EXERCISE REQUIREMENTS: From the records below, extract all the text exactly and leave the images behind.

Extracted records:
════
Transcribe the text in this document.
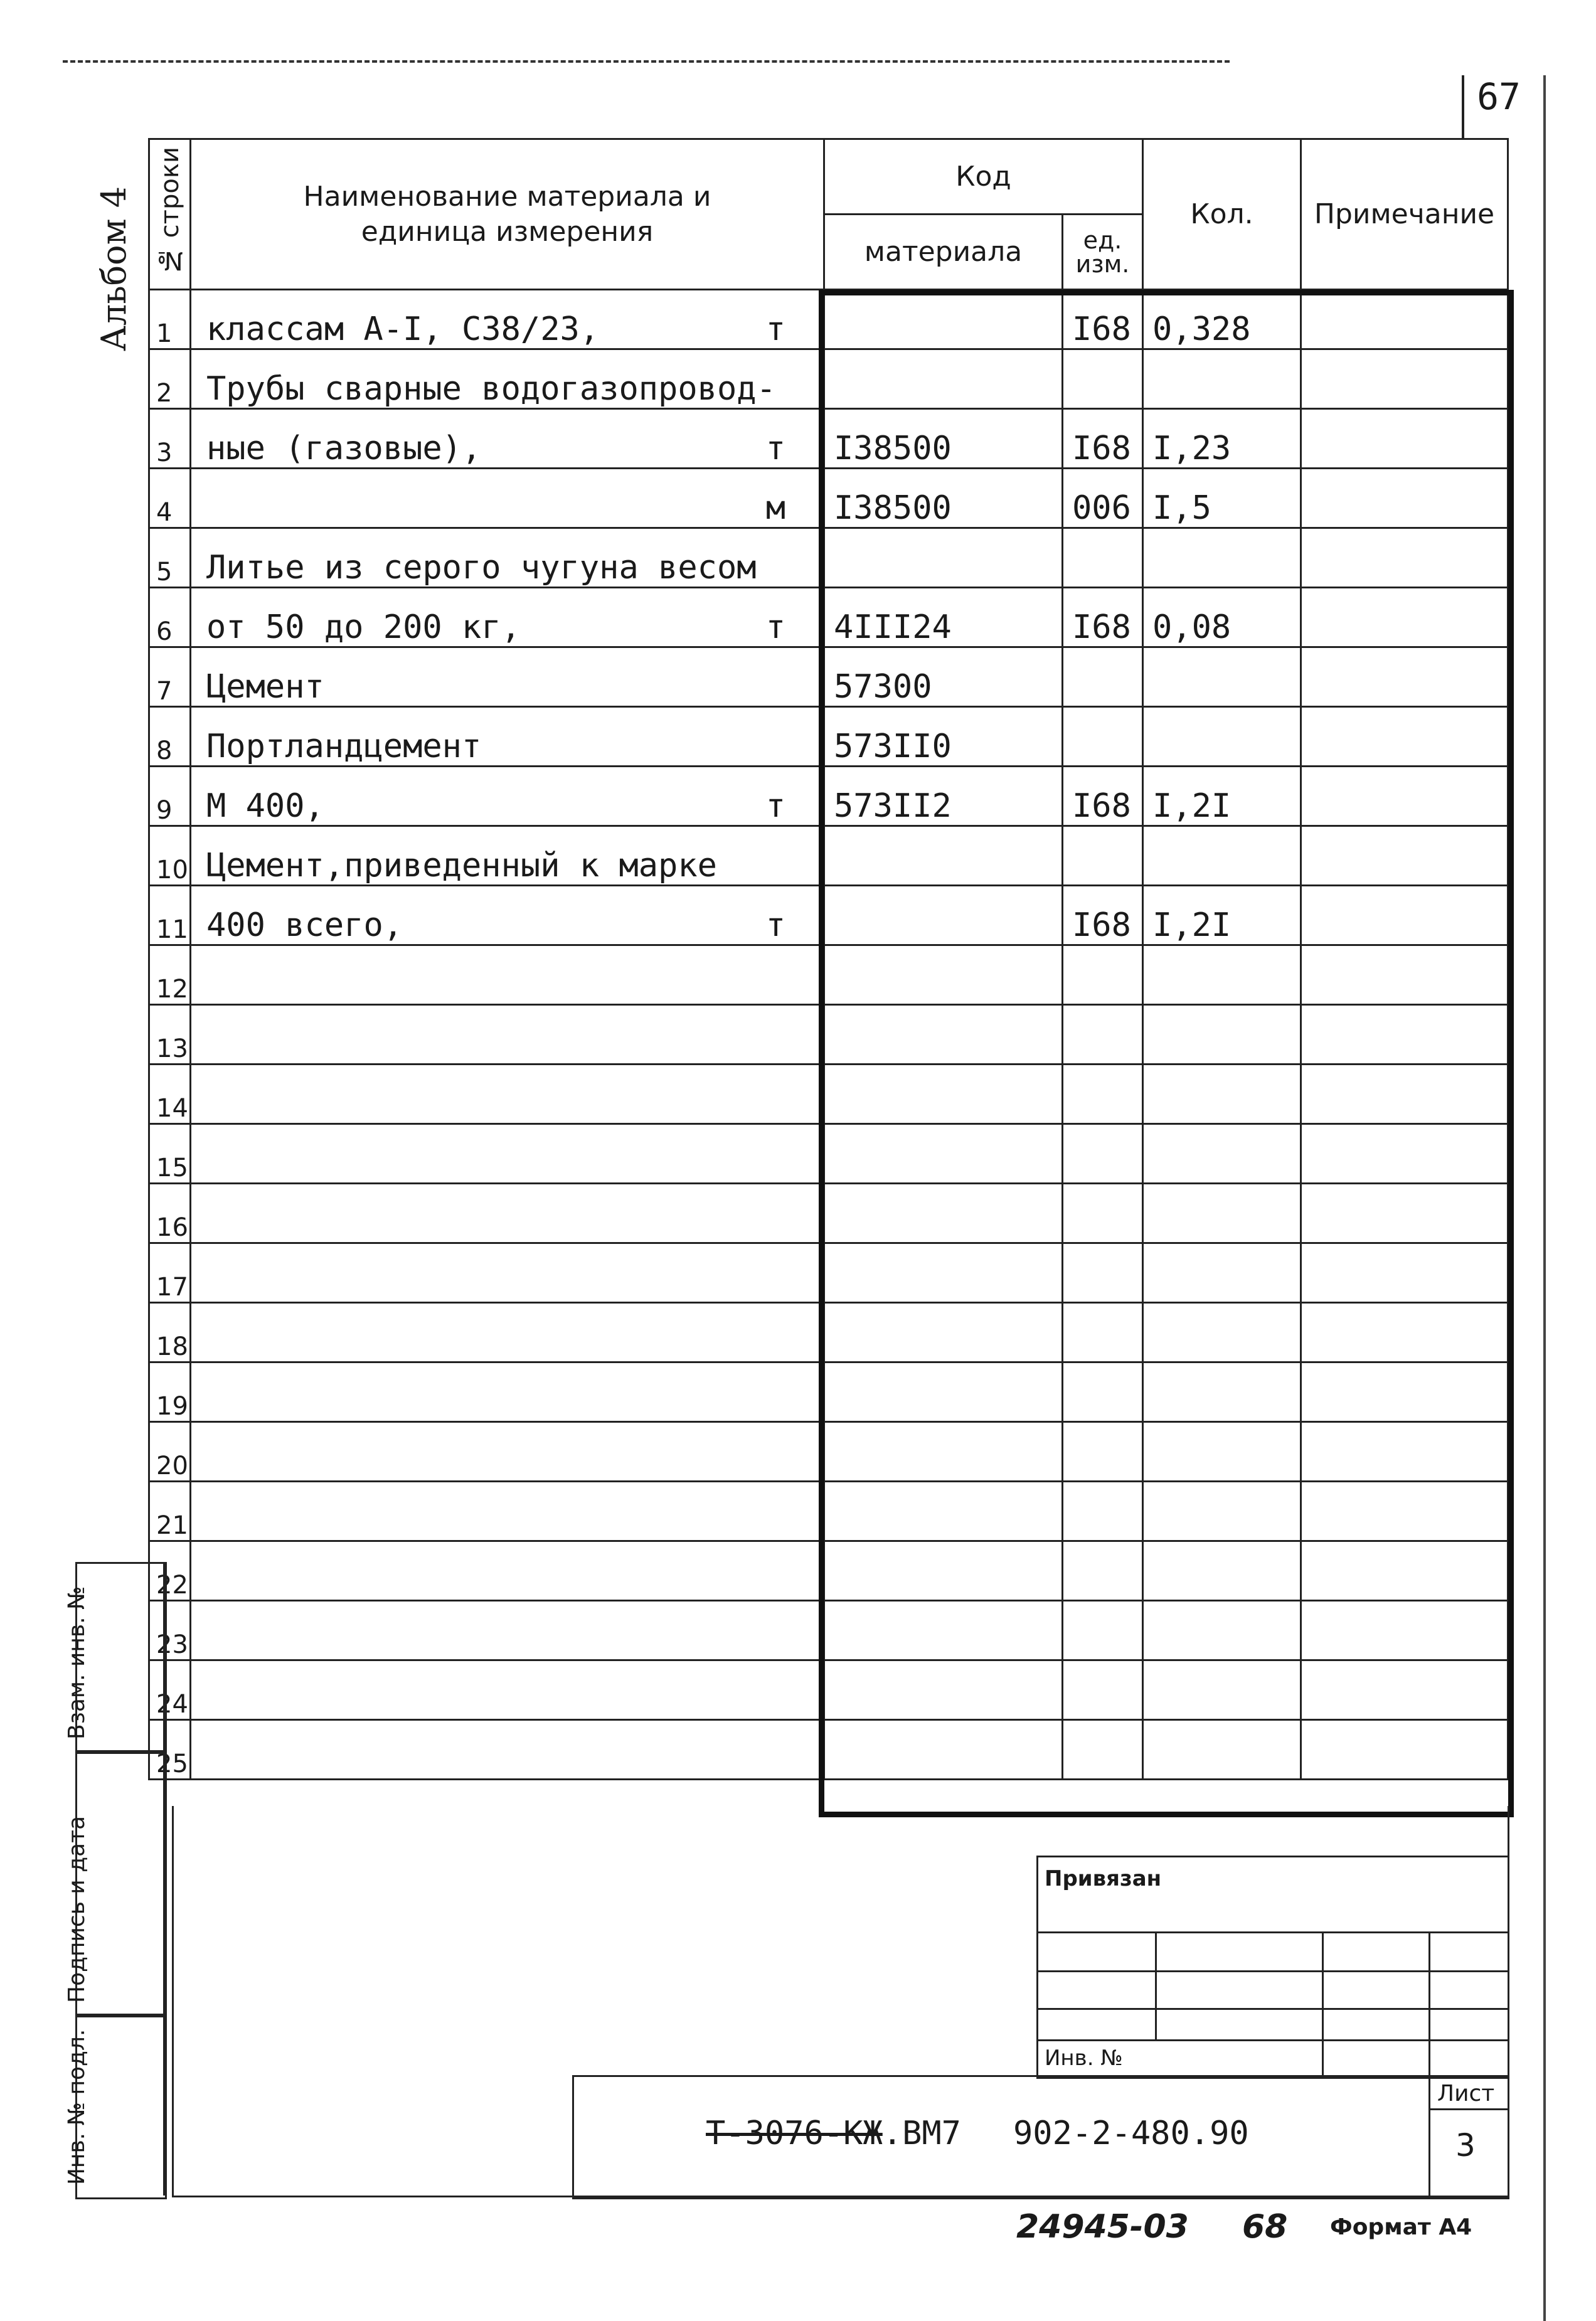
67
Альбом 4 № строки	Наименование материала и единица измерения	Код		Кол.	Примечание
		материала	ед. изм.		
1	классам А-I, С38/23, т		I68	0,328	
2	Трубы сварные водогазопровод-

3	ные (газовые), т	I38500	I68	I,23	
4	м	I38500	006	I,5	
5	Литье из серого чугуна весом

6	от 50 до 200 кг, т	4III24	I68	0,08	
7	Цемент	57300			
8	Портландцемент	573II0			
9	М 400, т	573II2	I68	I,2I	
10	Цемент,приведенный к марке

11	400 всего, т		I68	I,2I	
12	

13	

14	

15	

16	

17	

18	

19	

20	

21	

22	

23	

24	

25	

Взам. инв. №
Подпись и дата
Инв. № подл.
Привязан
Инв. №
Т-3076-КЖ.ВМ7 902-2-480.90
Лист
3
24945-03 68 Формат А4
════
RESPONSE TO THIS TASK:
Transcribe the text in this document.
67
Альбом 4 № строки	Наименование материала и единица измерения	Код		Кол.	Примечание
		материала	ед. изм.		
1	классам А-I, С38/23, т		I68	0,328	
2	Трубы сварные водогазопровод-

3	ные (газовые), т	I38500	I68	I,23	
4	м	I38500	006	I,5	
5	Литье из серого чугуна весом

6	от 50 до 200 кг, т	4III24	I68	0,08	
7	Цемент	57300			
8	Портландцемент	573II0			
9	М 400, т	573II2	I68	I,2I	
10	Цемент,приведенный к марке

11	400 всего, т		I68	I,2I	
12	

13	

14	

15	

16	

17	

18	

19	

20	

21	

22	

23	

24	

25	

Взам. инв. №
Подпись и дата
Инв. № подл.
Привязан
Инв. №
Т-3076-КЖ.ВМ7 902-2-480.90
Лист
3
24945-03 68 Формат А4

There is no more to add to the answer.